### TASK REQUIREMENTS
Report how many lines in the listing below include the word "atrás". Write nothing besides the number.
>> Start RECORDS TO USE
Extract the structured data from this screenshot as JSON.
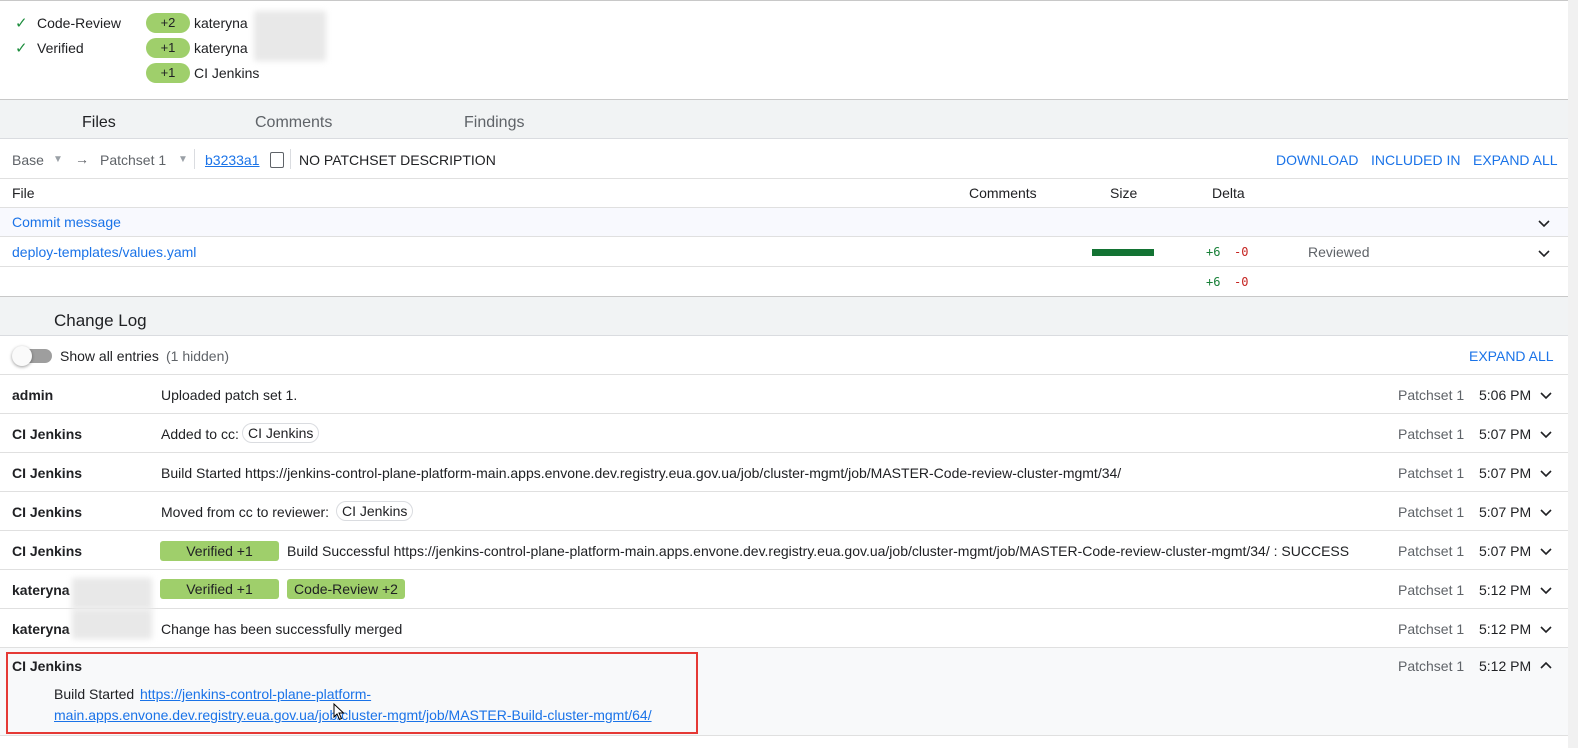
{
  "labels": [
    {
      "name": "Code-Review"
    },
    {
      "name": "Verified"
    }
  ],
  "votes": [
    {
      "value": "+2",
      "user": "kateryna"
    },
    {
      "value": "+1",
      "user": "kateryna"
    },
    {
      "value": "+1",
      "user": "CI Jenkins"
    }
  ],
  "tabs": [
    "Files",
    "Comments",
    "Findings"
  ],
  "files_toolbar": {
    "base": "Base",
    "arrow": "→",
    "patchset": "Patchset 1",
    "commit": "b3233a1",
    "description": "NO PATCHSET DESCRIPTION",
    "download": "DOWNLOAD",
    "included_in": "INCLUDED IN",
    "expand_all": "EXPAND ALL"
  },
  "files_table": {
    "headers": {
      "file": "File",
      "comments": "Comments",
      "size": "Size",
      "delta": "Delta"
    },
    "commit_message": "Commit message",
    "file": {
      "path": "deploy-templates/values.yaml",
      "added": "+6",
      "removed": "-0",
      "status": "Reviewed"
    },
    "total": {
      "added": "+6",
      "removed": "-0"
    }
  },
  "changelog": {
    "title": "Change Log",
    "show_all": "Show all entries",
    "hidden": "(1 hidden)",
    "expand_all": "EXPAND ALL",
    "entries": [
      {
        "author": "admin",
        "message": "Uploaded patch set 1.",
        "patchset": "Patchset 1",
        "time": "5:06 PM"
      },
      {
        "author": "CI Jenkins",
        "message": "Added to cc:",
        "chip": "CI Jenkins",
        "patchset": "Patchset 1",
        "time": "5:07 PM"
      },
      {
        "author": "CI Jenkins",
        "message": "Build Started https://jenkins-control-plane-platform-main.apps.envone.dev.registry.eua.gov.ua/job/cluster-mgmt/job/MASTER-Code-review-cluster-mgmt/34/",
        "patchset": "Patchset 1",
        "time": "5:07 PM"
      },
      {
        "author": "CI Jenkins",
        "message": "Moved from cc to reviewer:",
        "chip": "CI Jenkins",
        "patchset": "Patchset 1",
        "time": "5:07 PM"
      },
      {
        "author": "CI Jenkins",
        "badge": "Verified +1",
        "message": "Build Successful https://jenkins-control-plane-platform-main.apps.envone.dev.registry.eua.gov.ua/job/cluster-mgmt/job/MASTER-Code-review-cluster-mgmt/34/ : SUCCESS",
        "patchset": "Patchset 1",
        "time": "5:07 PM"
      },
      {
        "author": "kateryna",
        "badge": "Verified +1",
        "badge2": "Code-Review +2",
        "patchset": "Patchset 1",
        "time": "5:12 PM"
      },
      {
        "author": "kateryna",
        "message": "Change has been successfully merged",
        "patchset": "Patchset 1",
        "time": "5:12 PM"
      },
      {
        "author": "CI Jenkins",
        "patchset": "Patchset 1",
        "time": "5:12 PM",
        "expanded_prefix": "Build Started",
        "expanded_link_line1": "https://jenkins-control-plane-platform-",
        "expanded_link_line2": "main.apps.envone.dev.registry.eua.gov.ua/job/cluster-mgmt/job/MASTER-Build-cluster-mgmt/64/"
      }
    ]
  },
  "colors": {
    "accent": "#1a73e8",
    "vote_green": "#9fcf6b",
    "check_green": "#1e8e3e",
    "size_bar": "#137333",
    "highlight_border": "#e53935"
  }
}
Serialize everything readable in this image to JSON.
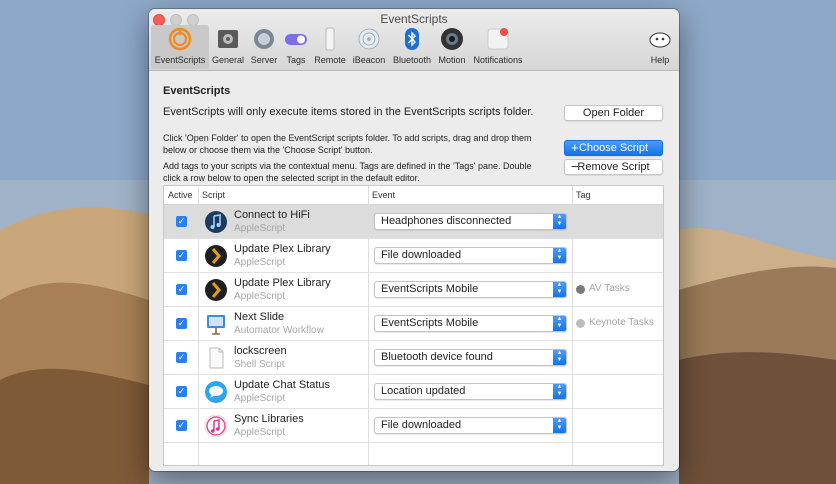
{
  "window": {
    "title": "EventScripts"
  },
  "toolbar": {
    "items": [
      {
        "label": "EventScripts",
        "icon": "eventscripts-icon",
        "active": true
      },
      {
        "label": "General",
        "icon": "general-icon"
      },
      {
        "label": "Server",
        "icon": "server-icon"
      },
      {
        "label": "Tags",
        "icon": "tags-icon"
      },
      {
        "label": "Remote",
        "icon": "remote-icon"
      },
      {
        "label": "iBeacon",
        "icon": "ibeacon-icon"
      },
      {
        "label": "Bluetooth",
        "icon": "bluetooth-icon"
      },
      {
        "label": "Motion",
        "icon": "motion-icon"
      },
      {
        "label": "Notifications",
        "icon": "notifications-icon"
      }
    ],
    "help_label": "Help"
  },
  "content": {
    "heading": "EventScripts",
    "intro": "EventScripts will only execute items stored in the EventScripts scripts folder.",
    "help1": "Click 'Open Folder' to open the EventScript scripts folder. To add scripts, drag and drop them below or choose them via the 'Choose Script' button.",
    "help2": "Add tags to your scripts via the contextual menu. Tags are defined in the 'Tags' pane. Double click a row below to open the selected script in the default editor.",
    "open_folder": "Open Folder",
    "choose_script": "Choose Script",
    "remove_script": "Remove Script"
  },
  "table": {
    "headers": {
      "active": "Active",
      "script": "Script",
      "event": "Event",
      "tag": "Tag"
    },
    "rows": [
      {
        "active": true,
        "name": "Connect to HiFi",
        "type": "AppleScript",
        "event": "Headphones disconnected",
        "tag": "",
        "icon": "itunes-note-icon",
        "selected": true
      },
      {
        "active": true,
        "name": "Update Plex Library",
        "type": "AppleScript",
        "event": "File downloaded",
        "tag": "",
        "icon": "plex-icon"
      },
      {
        "active": true,
        "name": "Update Plex Library",
        "type": "AppleScript",
        "event": "EventScripts Mobile",
        "tag": "AV Tasks",
        "tag_color": "#7a7a7a",
        "icon": "plex-icon"
      },
      {
        "active": true,
        "name": "Next Slide",
        "type": "Automator Workflow",
        "event": "EventScripts Mobile",
        "tag": "Keynote Tasks",
        "tag_color": "#bdbdbd",
        "icon": "keynote-icon"
      },
      {
        "active": true,
        "name": "lockscreen",
        "type": "Shell Script",
        "event": "Bluetooth device found",
        "tag": "",
        "icon": "document-icon"
      },
      {
        "active": true,
        "name": "Update Chat Status",
        "type": "AppleScript",
        "event": "Location updated",
        "tag": "",
        "icon": "messages-icon"
      },
      {
        "active": true,
        "name": "Sync Libraries",
        "type": "AppleScript",
        "event": "File downloaded",
        "tag": "",
        "icon": "itunes-icon"
      }
    ]
  },
  "colors": {
    "accent": "#2b7ff1",
    "close": "#fc5f57"
  }
}
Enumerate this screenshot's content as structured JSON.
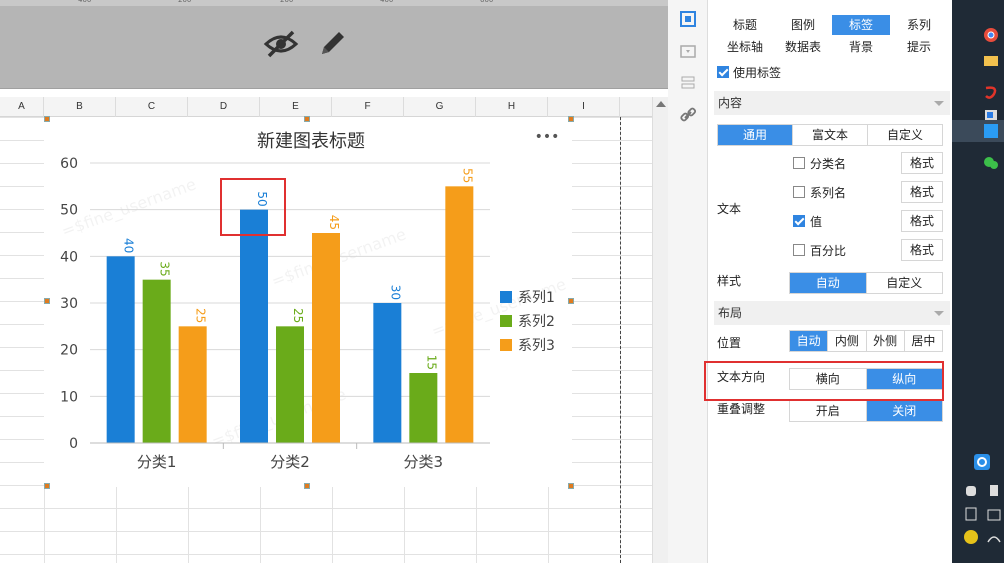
{
  "ruler": {
    "ticks": [
      "400",
      "200",
      "200",
      "400",
      "600"
    ]
  },
  "toolbar": {
    "icons": [
      "eye-off-icon",
      "pencil-icon"
    ]
  },
  "sheet": {
    "columns": [
      "A",
      "B",
      "C",
      "D",
      "E",
      "F",
      "G",
      "H",
      "I"
    ]
  },
  "watermark": "=$fine_username",
  "chart_data": {
    "type": "bar",
    "title": "新建图表标题",
    "categories": [
      "分类1",
      "分类2",
      "分类3"
    ],
    "series": [
      {
        "name": "系列1",
        "values": [
          40,
          50,
          30
        ],
        "color": "#1a7fd6"
      },
      {
        "name": "系列2",
        "values": [
          35,
          25,
          15
        ],
        "color": "#6aab1a"
      },
      {
        "name": "系列3",
        "values": [
          25,
          45,
          55
        ],
        "color": "#f59d1a"
      }
    ],
    "yticks": [
      0,
      10,
      20,
      30,
      40,
      50,
      60
    ],
    "ylim": [
      0,
      60
    ],
    "legend_position": "right",
    "data_labels": "vertical",
    "grid": true,
    "menu_label": "•••"
  },
  "panel": {
    "tabs": [
      {
        "label": "标题",
        "active": false
      },
      {
        "label": "图例",
        "active": false
      },
      {
        "label": "标签",
        "active": true
      },
      {
        "label": "系列",
        "active": false
      },
      {
        "label": "坐标轴",
        "active": false
      },
      {
        "label": "数据表",
        "active": false
      },
      {
        "label": "背景",
        "active": false
      },
      {
        "label": "提示",
        "active": false
      }
    ],
    "use_label": {
      "text": "使用标签",
      "checked": true
    },
    "content_section": "内容",
    "content_tabs": [
      {
        "label": "通用",
        "active": true
      },
      {
        "label": "富文本",
        "active": false
      },
      {
        "label": "自定义",
        "active": false
      }
    ],
    "text_label": "文本",
    "text_options": [
      {
        "label": "分类名",
        "checked": false,
        "button": "格式"
      },
      {
        "label": "系列名",
        "checked": false,
        "button": "格式"
      },
      {
        "label": "值",
        "checked": true,
        "button": "格式"
      },
      {
        "label": "百分比",
        "checked": false,
        "button": "格式"
      }
    ],
    "style_label": "样式",
    "style_options": [
      {
        "label": "自动",
        "active": true
      },
      {
        "label": "自定义",
        "active": false
      }
    ],
    "layout_section": "布局",
    "position_label": "位置",
    "position_options": [
      {
        "label": "自动",
        "active": true
      },
      {
        "label": "内侧",
        "active": false
      },
      {
        "label": "外侧",
        "active": false
      },
      {
        "label": "居中",
        "active": false
      }
    ],
    "direction_label": "文本方向",
    "direction_options": [
      {
        "label": "横向",
        "active": false
      },
      {
        "label": "纵向",
        "active": true
      }
    ],
    "overlap_label": "重叠调整",
    "overlap_options": [
      {
        "label": "开启",
        "active": false
      },
      {
        "label": "关闭",
        "active": true
      }
    ]
  },
  "colors": {
    "accent": "#3a8ee6",
    "highlight": "#e03030",
    "taskbar": "#1f2a36"
  }
}
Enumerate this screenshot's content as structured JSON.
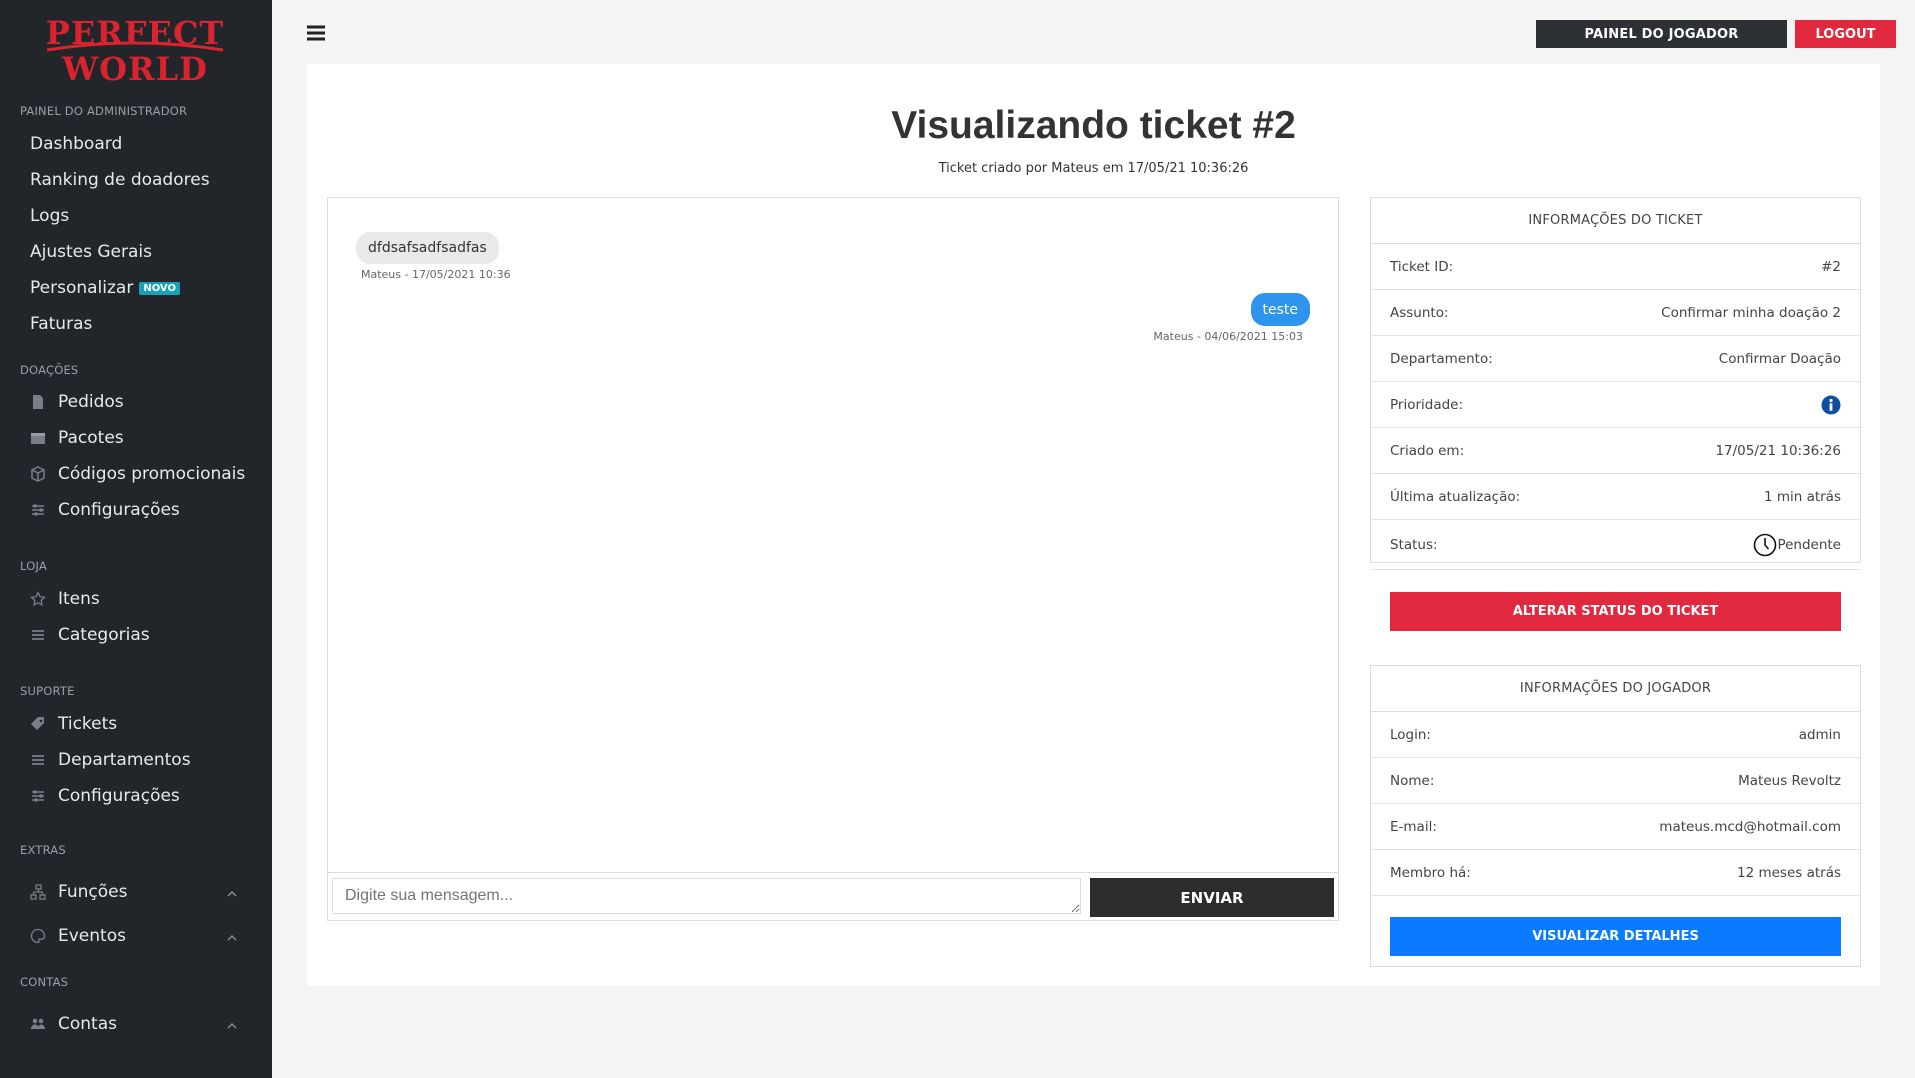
{
  "brand": {
    "line1": "PERFECT",
    "line2": "WORLD",
    "color": "#d9232e"
  },
  "sidebar": {
    "section_admin": "PAINEL DO ADMINISTRADOR",
    "admin_items": [
      "Dashboard",
      "Ranking de doadores",
      "Logs",
      "Ajustes Gerais",
      "Personalizar",
      "Faturas"
    ],
    "badge_novo": "NOVO",
    "section_doacoes": "DOAÇÕES",
    "doacoes_items": [
      "Pedidos",
      "Pacotes",
      "Códigos promocionais",
      "Configurações"
    ],
    "section_loja": "LOJA",
    "loja_items": [
      "Itens",
      "Categorias"
    ],
    "section_suporte": "SUPORTE",
    "suporte_items": [
      "Tickets",
      "Departamentos",
      "Configurações"
    ],
    "section_extras": "EXTRAS",
    "extras_items": [
      "Funções",
      "Eventos"
    ],
    "section_contas": "CONTAS",
    "contas_items": [
      "Contas"
    ]
  },
  "header": {
    "painel_btn": "PAINEL DO JOGADOR",
    "logout_btn": "LOGOUT"
  },
  "page": {
    "title": "Visualizando ticket #2",
    "subtitle": "Ticket criado por Mateus em 17/05/21 10:36:26"
  },
  "chat": {
    "messages": [
      {
        "text": "dfdsafsadfsadfas",
        "meta": "Mateus - 17/05/2021 10:36",
        "side": "left"
      },
      {
        "text": "teste",
        "meta": "Mateus - 04/06/2021 15:03",
        "side": "right"
      }
    ],
    "input_placeholder": "Digite sua mensagem...",
    "send_label": "ENVIAR"
  },
  "ticket_info": {
    "heading": "INFORMAÇÕES DO TICKET",
    "rows": [
      {
        "label": "Ticket ID:",
        "value": "#2"
      },
      {
        "label": "Assunto:",
        "value": "Confirmar minha doação 2"
      },
      {
        "label": "Departamento:",
        "value": "Confirmar Doação"
      },
      {
        "label": "Prioridade:",
        "value": ""
      },
      {
        "label": "Criado em:",
        "value": "17/05/21 10:36:26"
      },
      {
        "label": "Última atualização:",
        "value": "1 min atrás"
      },
      {
        "label": "Status:",
        "value": "Pendente"
      }
    ],
    "action_label": "ALTERAR STATUS DO TICKET"
  },
  "player_info": {
    "heading": "INFORMAÇÕES DO JOGADOR",
    "rows": [
      {
        "label": "Login:",
        "value": "admin"
      },
      {
        "label": "Nome:",
        "value": "Mateus Revoltz"
      },
      {
        "label": "E-mail:",
        "value": "mateus.mcd@hotmail.com"
      },
      {
        "label": "Membro há:",
        "value": "12 meses atrás"
      }
    ],
    "action_label": "VISUALIZAR DETALHES"
  },
  "colors": {
    "sidebar_bg": "#222529",
    "danger": "#e0283e",
    "primary": "#0a7bff",
    "chat_bubble": "#2f95ec",
    "info_icon": "#0d4fa3"
  }
}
>> End RECORDS TO USE
### RESPONSE TO THIS EXERCISE
2